Copy the data below word for word, starting at the line that contains "Localize each UI" and ending at the line that contains "- place-clastres-label: Clastres: [106, 491, 151, 504]", with both of those lines included.
● ● ●
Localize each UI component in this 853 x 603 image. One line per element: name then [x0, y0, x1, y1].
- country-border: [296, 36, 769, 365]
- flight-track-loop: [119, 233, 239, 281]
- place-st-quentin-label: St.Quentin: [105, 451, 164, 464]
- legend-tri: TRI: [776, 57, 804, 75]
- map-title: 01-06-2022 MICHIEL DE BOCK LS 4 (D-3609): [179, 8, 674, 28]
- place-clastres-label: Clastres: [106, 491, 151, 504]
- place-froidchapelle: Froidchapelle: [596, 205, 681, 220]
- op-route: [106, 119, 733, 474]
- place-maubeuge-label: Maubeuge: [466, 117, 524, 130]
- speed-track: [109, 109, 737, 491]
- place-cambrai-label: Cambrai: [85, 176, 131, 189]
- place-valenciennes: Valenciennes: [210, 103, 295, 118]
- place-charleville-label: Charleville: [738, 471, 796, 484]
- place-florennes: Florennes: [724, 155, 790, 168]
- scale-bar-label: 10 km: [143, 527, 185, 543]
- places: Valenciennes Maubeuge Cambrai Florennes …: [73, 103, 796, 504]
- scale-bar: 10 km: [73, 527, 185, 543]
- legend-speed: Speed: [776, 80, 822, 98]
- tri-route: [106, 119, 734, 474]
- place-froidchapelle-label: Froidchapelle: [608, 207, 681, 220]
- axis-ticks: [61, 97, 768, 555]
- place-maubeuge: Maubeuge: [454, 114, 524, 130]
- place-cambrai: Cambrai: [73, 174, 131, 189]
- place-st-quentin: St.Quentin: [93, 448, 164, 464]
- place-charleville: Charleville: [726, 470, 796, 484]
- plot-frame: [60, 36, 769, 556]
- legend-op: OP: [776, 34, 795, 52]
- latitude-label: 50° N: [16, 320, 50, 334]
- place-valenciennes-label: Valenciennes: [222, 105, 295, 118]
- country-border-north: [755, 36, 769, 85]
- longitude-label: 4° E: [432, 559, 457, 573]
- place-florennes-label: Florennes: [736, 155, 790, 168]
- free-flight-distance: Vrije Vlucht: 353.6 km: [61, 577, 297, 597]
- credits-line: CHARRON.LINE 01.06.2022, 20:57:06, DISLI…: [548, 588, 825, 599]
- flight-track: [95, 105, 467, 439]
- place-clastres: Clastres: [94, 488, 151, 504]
● ● ●
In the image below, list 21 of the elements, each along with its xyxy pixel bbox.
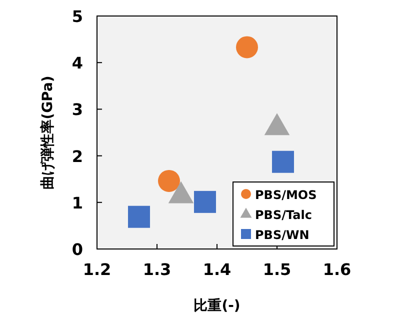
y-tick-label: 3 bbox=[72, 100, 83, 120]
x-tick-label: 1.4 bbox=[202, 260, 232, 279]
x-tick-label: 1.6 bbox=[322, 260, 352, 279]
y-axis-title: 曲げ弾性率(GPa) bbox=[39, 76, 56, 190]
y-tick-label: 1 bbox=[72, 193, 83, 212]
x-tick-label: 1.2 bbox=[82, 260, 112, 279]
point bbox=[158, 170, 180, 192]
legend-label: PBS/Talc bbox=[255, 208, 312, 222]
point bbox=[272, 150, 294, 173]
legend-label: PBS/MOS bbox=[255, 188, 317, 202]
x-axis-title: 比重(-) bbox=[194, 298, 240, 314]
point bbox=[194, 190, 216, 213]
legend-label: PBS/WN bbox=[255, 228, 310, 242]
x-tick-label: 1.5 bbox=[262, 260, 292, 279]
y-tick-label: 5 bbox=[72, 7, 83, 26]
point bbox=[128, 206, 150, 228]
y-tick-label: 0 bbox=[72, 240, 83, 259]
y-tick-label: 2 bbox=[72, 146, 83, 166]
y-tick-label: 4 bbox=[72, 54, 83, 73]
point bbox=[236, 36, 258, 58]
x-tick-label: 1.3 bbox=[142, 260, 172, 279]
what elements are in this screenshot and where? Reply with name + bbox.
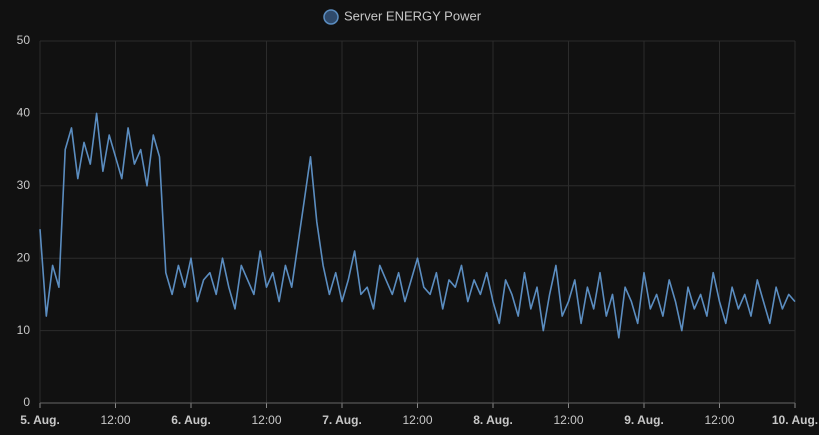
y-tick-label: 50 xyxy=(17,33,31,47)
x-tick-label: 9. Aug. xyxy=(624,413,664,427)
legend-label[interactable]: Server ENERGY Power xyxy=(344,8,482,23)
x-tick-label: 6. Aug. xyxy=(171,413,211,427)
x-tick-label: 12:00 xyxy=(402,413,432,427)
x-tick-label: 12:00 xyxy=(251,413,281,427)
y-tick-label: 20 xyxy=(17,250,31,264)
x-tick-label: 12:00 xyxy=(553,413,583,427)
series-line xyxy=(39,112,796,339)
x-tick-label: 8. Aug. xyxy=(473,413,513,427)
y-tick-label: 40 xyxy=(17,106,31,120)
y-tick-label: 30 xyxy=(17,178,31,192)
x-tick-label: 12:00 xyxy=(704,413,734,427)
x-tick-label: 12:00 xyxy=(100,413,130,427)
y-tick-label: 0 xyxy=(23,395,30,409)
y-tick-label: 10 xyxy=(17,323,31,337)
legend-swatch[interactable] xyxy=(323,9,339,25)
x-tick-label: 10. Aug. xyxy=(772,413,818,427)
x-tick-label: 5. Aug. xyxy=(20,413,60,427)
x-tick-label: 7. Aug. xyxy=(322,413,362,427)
● ● ●
#### Reply to the exercise:
Localize each UI component in this 853 x 603 image. One line per element: name then [x0, y0, x1, y1].
- country-border: [296, 36, 769, 365]
- flight-track-loop: [119, 233, 239, 281]
- place-st-quentin-label: St.Quentin: [105, 451, 164, 464]
- legend-tri: TRI: [776, 57, 804, 75]
- map-title: 01-06-2022 MICHIEL DE BOCK LS 4 (D-3609): [179, 8, 674, 28]
- place-clastres-label: Clastres: [106, 491, 151, 504]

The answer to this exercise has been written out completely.